[Data records]
━━━━

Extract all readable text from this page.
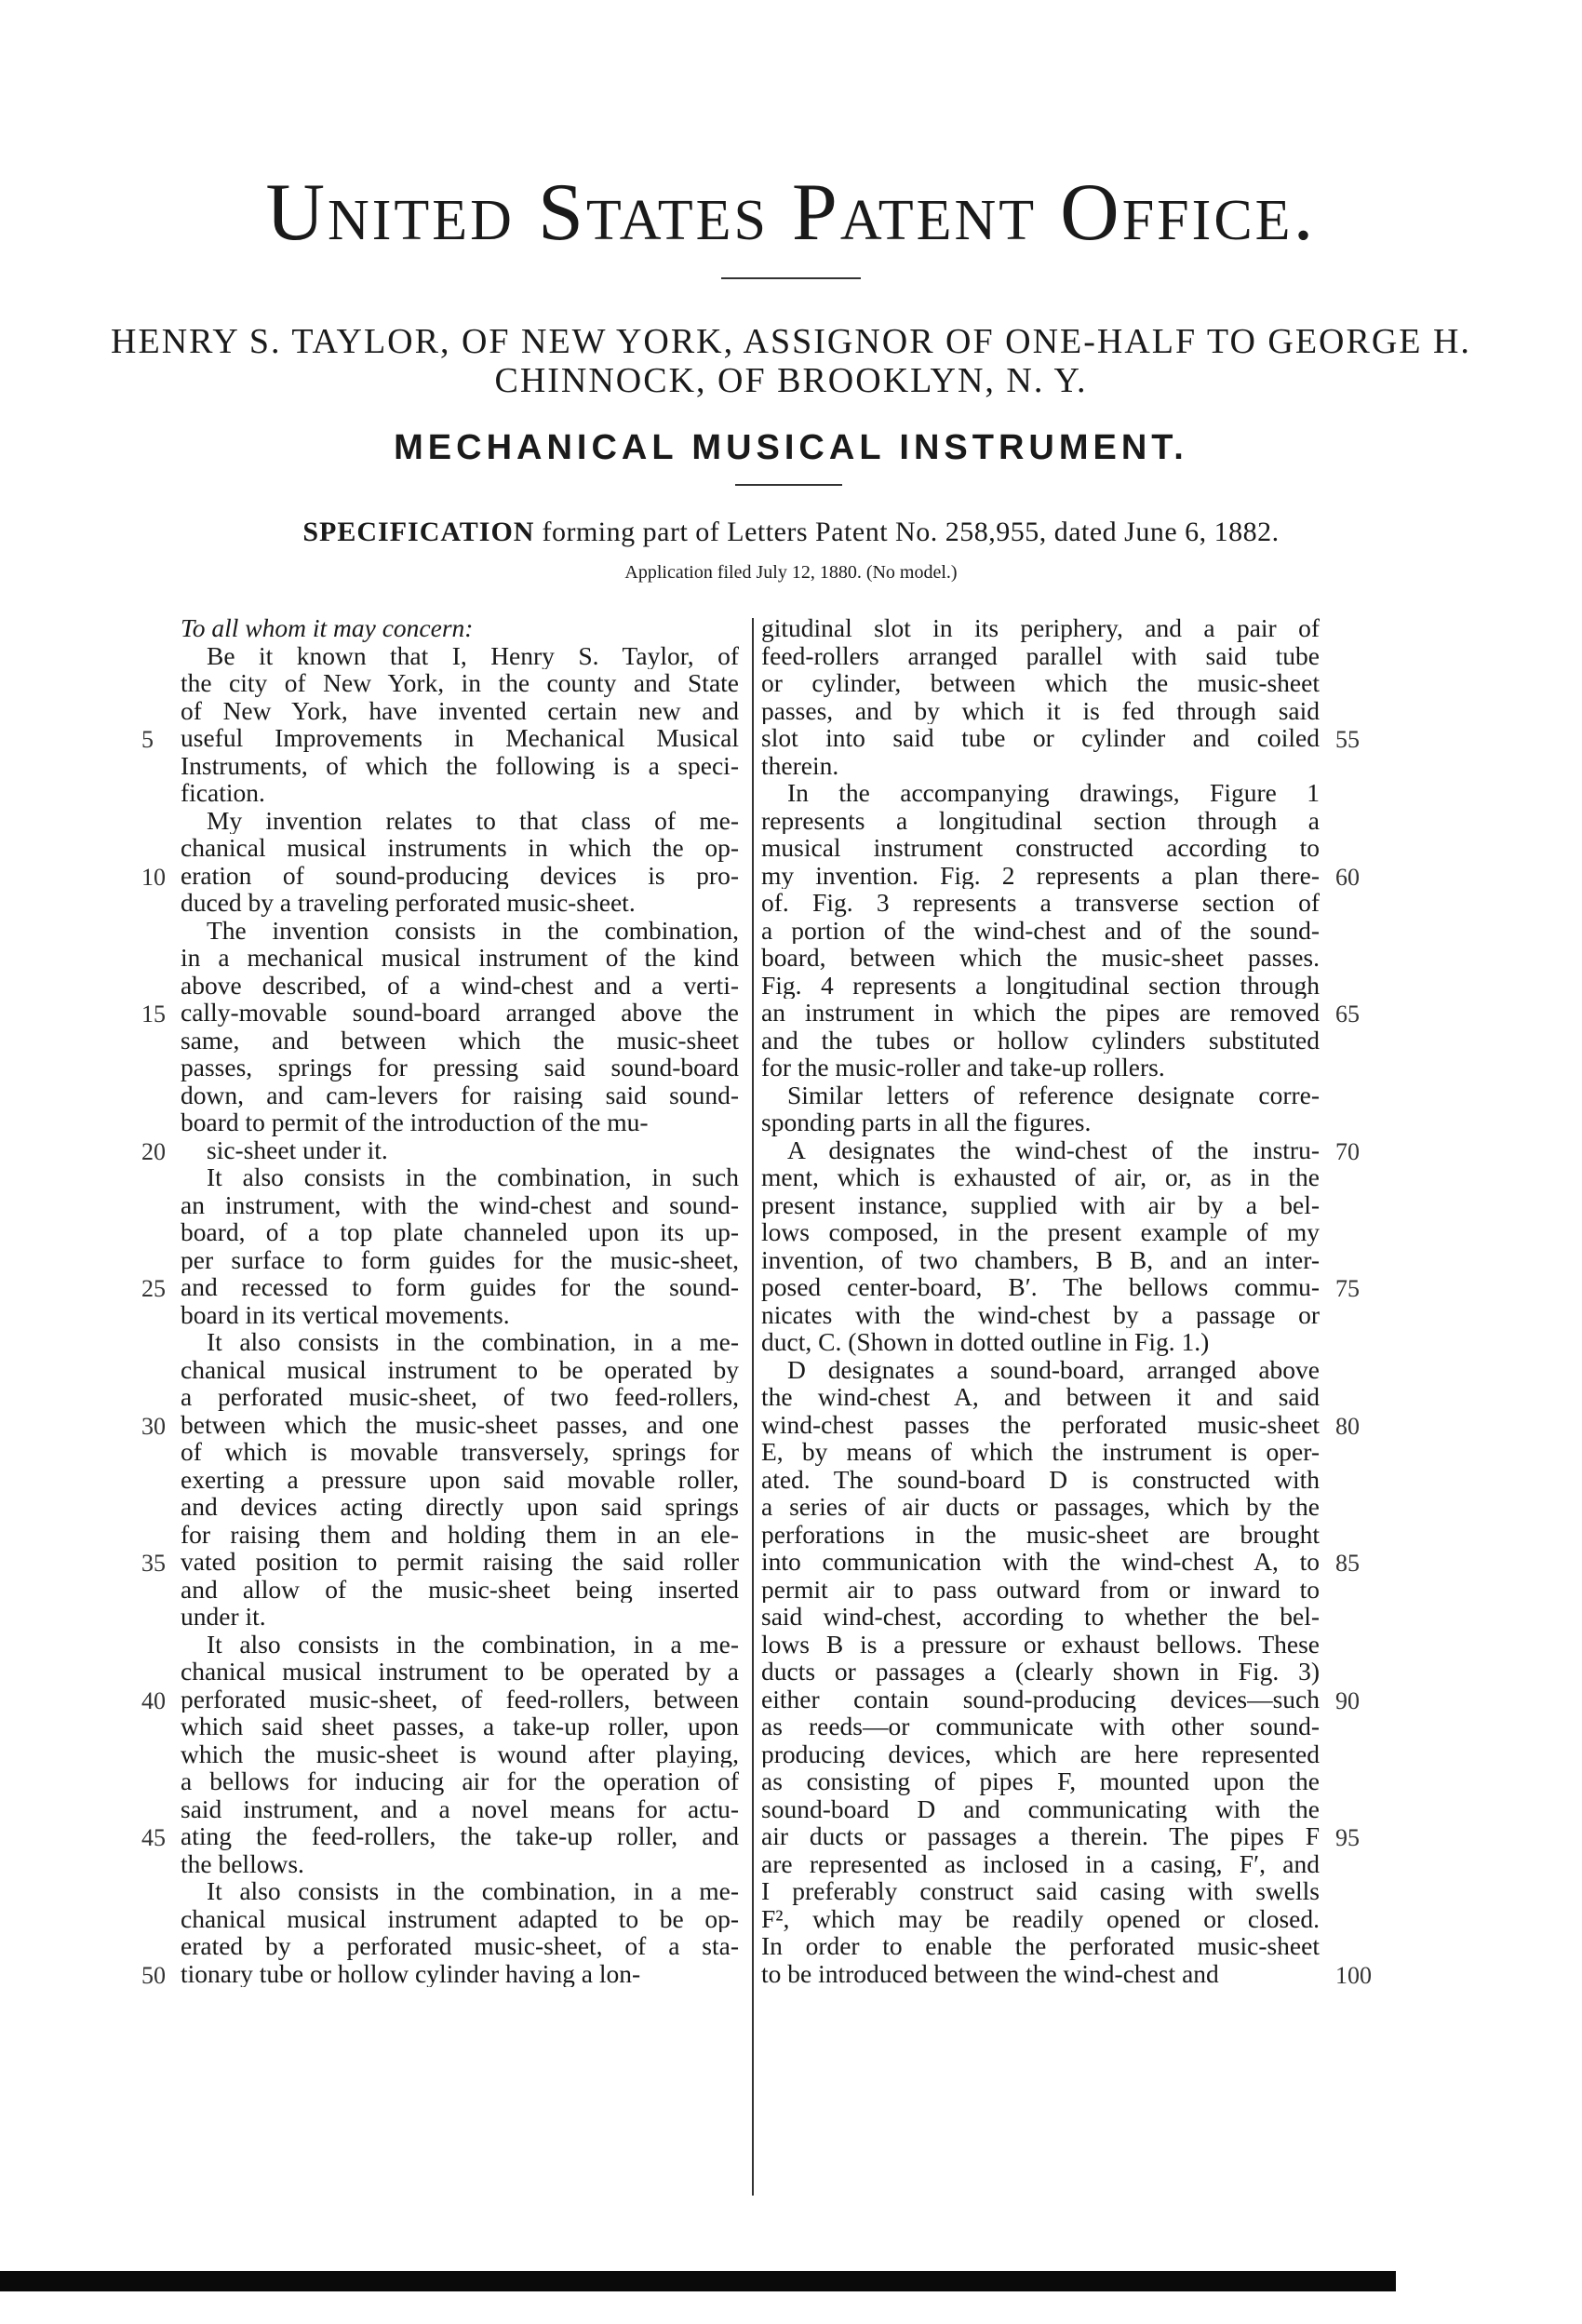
United States Patent Office.
HENRY S. TAYLOR, OF NEW YORK, ASSIGNOR OF ONE-HALF TO GEORGE H.
CHINNOCK, OF BROOKLYN, N. Y.
MECHANICAL MUSICAL INSTRUMENT.
SPECIFICATION forming part of Letters Patent No. 258,955, dated June 6, 1882.
Application filed July 12, 1880. (No model.)
To all whom it may concern:
Be it known that I, Henry S. Taylor, of
the city of New York, in the county and State
of New York, have invented certain new and
useful Improvements in Mechanical Musical
Instruments, of which the following is a speci-
fication.
My invention relates to that class of me-
chanical musical instruments in which the op-
eration of sound-producing devices is pro-
duced by a traveling perforated music-sheet.
The invention consists in the combination,
in a mechanical musical instrument of the kind
above described, of a wind-chest and a verti-
cally-movable sound-board arranged above the
same, and between which the music-sheet
passes, springs for pressing said sound-board
down, and cam-levers for raising said sound-
board to permit of the introduction of the mu-
sic-sheet under it.
It also consists in the combination, in such
an instrument, with the wind-chest and sound-
board, of a top plate channeled upon its up-
per surface to form guides for the music-sheet,
and recessed to form guides for the sound-
board in its vertical movements.
It also consists in the combination, in a me-
chanical musical instrument to be operated by
a perforated music-sheet, of two feed-rollers,
between which the music-sheet passes, and one
of which is movable transversely, springs for
exerting a pressure upon said movable roller,
and devices acting directly upon said springs
for raising them and holding them in an ele-
vated position to permit raising the said roller
and allow of the music-sheet being inserted
under it.
It also consists in the combination, in a me-
chanical musical instrument to be operated by a
perforated music-sheet, of feed-rollers, between
which said sheet passes, a take-up roller, upon
which the music-sheet is wound after playing,
a bellows for inducing air for the operation of
said instrument, and a novel means for actu-
ating the feed-rollers, the take-up roller, and
the bellows.
It also consists in the combination, in a me-
chanical musical instrument adapted to be op-
erated by a perforated music-sheet, of a sta-
tionary tube or hollow cylinder having a lon-
gitudinal slot in its periphery, and a pair of
feed-rollers arranged parallel with said tube
or cylinder, between which the music-sheet
passes, and by which it is fed through said
slot into said tube or cylinder and coiled
therein.
In the accompanying drawings, Figure 1
represents a longitudinal section through a
musical instrument constructed according to
my invention. Fig. 2 represents a plan there-
of. Fig. 3 represents a transverse section of
a portion of the wind-chest and of the sound-
board, between which the music-sheet passes.
Fig. 4 represents a longitudinal section through
an instrument in which the pipes are removed
and the tubes or hollow cylinders substituted
for the music-roller and take-up rollers.
Similar letters of reference designate corre-
sponding parts in all the figures.
A designates the wind-chest of the instru-
ment, which is exhausted of air, or, as in the
present instance, supplied with air by a bel-
lows composed, in the present example of my
invention, of two chambers, B B, and an inter-
posed center-board, B′. The bellows commu-
nicates with the wind-chest by a passage or
duct, C. (Shown in dotted outline in Fig. 1.)
D designates a sound-board, arranged above
the wind-chest A, and between it and said
wind-chest passes the perforated music-sheet
E, by means of which the instrument is oper-
ated. The sound-board D is constructed with
a series of air ducts or passages, which by the
perforations in the music-sheet are brought
into communication with the wind-chest A, to
permit air to pass outward from or inward to
said wind-chest, according to whether the bel-
lows B is a pressure or exhaust bellows. These
ducts or passages a (clearly shown in Fig. 3)
either contain sound-producing devices—such
as reeds—or communicate with other sound-
producing devices, which are here represented
as consisting of pipes F, mounted upon the
sound-board D and communicating with the
air ducts or passages a therein. The pipes F
are represented as inclosed in a casing, F′, and
I preferably construct said casing with swells
F², which may be readily opened or closed.
In order to enable the perforated music-sheet
to be introduced between the wind-chest and
5
10
15
20
25
30
35
40
45
50
55
60
65
70
75
80
85
90
95
100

━━━━

** Directions **
Return a copy of every line that includes the word "designates".

** The answer **
A designates the wind-chest of the instru-
D designates a sound-board, arranged above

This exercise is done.